TASK INSTRUCTIONS => Please echo the items below line by line, starting with their first line and stopping after the line that contains "- Bar: [161, 196, 181, 390]".

**** PROVIDED RECORDS

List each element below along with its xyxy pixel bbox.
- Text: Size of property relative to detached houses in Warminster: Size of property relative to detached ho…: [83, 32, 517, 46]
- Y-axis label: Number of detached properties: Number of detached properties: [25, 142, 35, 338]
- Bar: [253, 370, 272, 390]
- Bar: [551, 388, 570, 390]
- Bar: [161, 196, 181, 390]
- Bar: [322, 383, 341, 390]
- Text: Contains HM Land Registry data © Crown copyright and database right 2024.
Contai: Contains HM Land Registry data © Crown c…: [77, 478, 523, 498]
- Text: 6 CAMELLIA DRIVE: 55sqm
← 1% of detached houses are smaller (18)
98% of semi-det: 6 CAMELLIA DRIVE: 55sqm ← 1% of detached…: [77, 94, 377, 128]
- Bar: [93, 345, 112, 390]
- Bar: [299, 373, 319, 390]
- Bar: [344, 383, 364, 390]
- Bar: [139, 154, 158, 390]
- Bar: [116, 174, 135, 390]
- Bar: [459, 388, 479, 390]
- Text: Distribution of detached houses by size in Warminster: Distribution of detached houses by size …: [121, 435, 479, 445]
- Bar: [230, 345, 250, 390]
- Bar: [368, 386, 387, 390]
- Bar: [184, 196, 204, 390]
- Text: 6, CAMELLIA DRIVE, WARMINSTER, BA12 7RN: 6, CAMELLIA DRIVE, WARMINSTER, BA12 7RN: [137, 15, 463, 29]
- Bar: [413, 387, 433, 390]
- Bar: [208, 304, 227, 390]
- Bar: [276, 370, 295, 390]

********

THE RESPONSE =>
List each element below along with its xyxy pixel bbox.
- Text: Size of property relative to detached houses in Warminster: Size of property relative to detached ho…: [83, 32, 517, 46]
- Y-axis label: Number of detached properties: Number of detached properties: [25, 142, 35, 338]
- Bar: [253, 370, 272, 390]
- Bar: [551, 388, 570, 390]
- Bar: [161, 196, 181, 390]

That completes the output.